#### To be done:
Reproduce the lines below, changing each occurrence of "value-label" to "amount-label" and leaving everything else as it is.

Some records
· · · · ·
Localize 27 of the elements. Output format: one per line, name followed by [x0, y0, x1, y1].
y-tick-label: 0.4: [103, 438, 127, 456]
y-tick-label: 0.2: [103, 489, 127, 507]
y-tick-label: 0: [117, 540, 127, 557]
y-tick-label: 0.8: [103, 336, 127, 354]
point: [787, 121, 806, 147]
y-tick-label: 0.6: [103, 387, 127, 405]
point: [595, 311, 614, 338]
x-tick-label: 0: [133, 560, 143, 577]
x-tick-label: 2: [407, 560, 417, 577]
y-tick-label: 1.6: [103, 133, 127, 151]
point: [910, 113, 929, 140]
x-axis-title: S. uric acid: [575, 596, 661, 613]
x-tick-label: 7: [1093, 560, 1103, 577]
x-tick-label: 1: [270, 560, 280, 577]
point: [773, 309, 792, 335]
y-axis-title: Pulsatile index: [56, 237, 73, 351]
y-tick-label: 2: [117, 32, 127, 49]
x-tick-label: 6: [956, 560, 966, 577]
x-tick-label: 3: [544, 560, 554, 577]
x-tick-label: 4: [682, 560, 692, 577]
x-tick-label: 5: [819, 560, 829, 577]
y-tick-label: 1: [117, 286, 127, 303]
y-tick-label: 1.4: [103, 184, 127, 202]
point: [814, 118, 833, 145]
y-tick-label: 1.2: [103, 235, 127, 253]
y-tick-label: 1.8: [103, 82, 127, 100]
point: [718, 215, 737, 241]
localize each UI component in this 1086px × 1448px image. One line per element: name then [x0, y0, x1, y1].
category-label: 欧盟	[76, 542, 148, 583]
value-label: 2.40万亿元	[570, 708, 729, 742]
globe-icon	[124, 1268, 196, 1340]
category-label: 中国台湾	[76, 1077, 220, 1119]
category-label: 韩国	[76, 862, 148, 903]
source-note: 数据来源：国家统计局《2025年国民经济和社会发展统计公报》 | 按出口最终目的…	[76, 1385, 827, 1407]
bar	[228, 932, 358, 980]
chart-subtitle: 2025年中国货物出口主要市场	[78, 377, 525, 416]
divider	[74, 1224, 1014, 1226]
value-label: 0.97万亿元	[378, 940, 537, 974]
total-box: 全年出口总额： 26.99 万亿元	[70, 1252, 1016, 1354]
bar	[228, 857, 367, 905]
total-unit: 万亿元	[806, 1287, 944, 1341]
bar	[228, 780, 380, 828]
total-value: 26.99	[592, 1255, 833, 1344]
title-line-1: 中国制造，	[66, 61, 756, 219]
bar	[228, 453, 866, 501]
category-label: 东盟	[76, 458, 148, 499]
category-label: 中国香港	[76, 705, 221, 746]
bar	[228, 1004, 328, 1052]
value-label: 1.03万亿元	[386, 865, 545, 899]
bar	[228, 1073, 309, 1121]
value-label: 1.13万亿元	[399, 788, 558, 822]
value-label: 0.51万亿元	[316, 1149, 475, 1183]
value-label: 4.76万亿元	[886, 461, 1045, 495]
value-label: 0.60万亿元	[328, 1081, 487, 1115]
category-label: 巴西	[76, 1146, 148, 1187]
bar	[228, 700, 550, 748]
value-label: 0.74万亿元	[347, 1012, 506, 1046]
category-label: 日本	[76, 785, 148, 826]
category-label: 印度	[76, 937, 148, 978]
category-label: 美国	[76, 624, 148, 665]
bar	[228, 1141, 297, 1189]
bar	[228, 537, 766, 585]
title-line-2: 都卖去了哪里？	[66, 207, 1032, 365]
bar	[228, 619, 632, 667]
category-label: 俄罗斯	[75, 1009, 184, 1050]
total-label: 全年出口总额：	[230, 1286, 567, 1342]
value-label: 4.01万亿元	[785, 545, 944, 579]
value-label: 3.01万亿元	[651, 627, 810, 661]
· · · · ·
#### Solved problem:
Localize 27 of the elements. Output format: one per line, name followed by [x0, y0, x1, y1].
y-tick-label: 0.4: [103, 438, 127, 456]
y-tick-label: 0.2: [103, 489, 127, 507]
y-tick-label: 0: [117, 540, 127, 557]
y-tick-label: 0.8: [103, 336, 127, 354]
point: [787, 121, 806, 147]
y-tick-label: 0.6: [103, 387, 127, 405]
point: [595, 311, 614, 338]
x-tick-label: 0: [133, 560, 143, 577]
x-tick-label: 2: [407, 560, 417, 577]
y-tick-label: 1.6: [103, 133, 127, 151]
point: [910, 113, 929, 140]
x-axis-title: S. uric acid: [575, 596, 661, 613]
x-tick-label: 7: [1093, 560, 1103, 577]
x-tick-label: 1: [270, 560, 280, 577]
point: [773, 309, 792, 335]
y-axis-title: Pulsatile index: [56, 237, 73, 351]
y-tick-label: 2: [117, 32, 127, 49]
x-tick-label: 6: [956, 560, 966, 577]
x-tick-label: 3: [544, 560, 554, 577]
x-tick-label: 4: [682, 560, 692, 577]
x-tick-label: 5: [819, 560, 829, 577]
y-tick-label: 1: [117, 286, 127, 303]
y-tick-label: 1.4: [103, 184, 127, 202]
point: [814, 118, 833, 145]
y-tick-label: 1.2: [103, 235, 127, 253]
y-tick-label: 1.8: [103, 82, 127, 100]
point: [718, 215, 737, 241]
localize each UI component in this 1086px × 1448px image. One line per element: name then [x0, y0, x1, y1].
category-label: 欧盟	[76, 542, 148, 583]
amount-label: 2.40万亿元	[570, 708, 729, 742]
globe-icon	[124, 1268, 196, 1340]
category-label: 中国台湾	[76, 1077, 220, 1119]
category-label: 韩国	[76, 862, 148, 903]
source-note: 数据来源：国家统计局《2025年国民经济和社会发展统计公报》 | 按出口最终目的…	[76, 1385, 827, 1407]
bar	[228, 932, 358, 980]
chart-subtitle: 2025年中国货物出口主要市场	[78, 377, 525, 416]
divider	[74, 1224, 1014, 1226]
amount-label: 0.97万亿元	[378, 940, 537, 974]
total-box: 全年出口总额： 26.99 万亿元	[70, 1252, 1016, 1354]
bar	[228, 857, 367, 905]
total-unit: 万亿元	[806, 1287, 944, 1341]
bar	[228, 780, 380, 828]
total-value: 26.99	[592, 1255, 833, 1344]
title-line-1: 中国制造，	[66, 61, 756, 219]
bar	[228, 453, 866, 501]
category-label: 东盟	[76, 458, 148, 499]
category-label: 中国香港	[76, 705, 221, 746]
bar	[228, 1004, 328, 1052]
amount-label: 1.03万亿元	[386, 865, 545, 899]
bar	[228, 1073, 309, 1121]
amount-label: 1.13万亿元	[399, 788, 558, 822]
amount-label: 0.51万亿元	[316, 1149, 475, 1183]
amount-label: 4.76万亿元	[886, 461, 1045, 495]
amount-label: 0.60万亿元	[328, 1081, 487, 1115]
category-label: 巴西	[76, 1146, 148, 1187]
bar	[228, 700, 550, 748]
amount-label: 0.74万亿元	[347, 1012, 506, 1046]
category-label: 日本	[76, 785, 148, 826]
category-label: 印度	[76, 937, 148, 978]
category-label: 美国	[76, 624, 148, 665]
bar	[228, 1141, 297, 1189]
bar	[228, 537, 766, 585]
title-line-2: 都卖去了哪里？	[66, 207, 1032, 365]
bar	[228, 619, 632, 667]
category-label: 俄罗斯	[75, 1009, 184, 1050]
total-label: 全年出口总额：	[230, 1286, 567, 1342]
amount-label: 4.01万亿元	[785, 545, 944, 579]
amount-label: 3.01万亿元	[651, 627, 810, 661]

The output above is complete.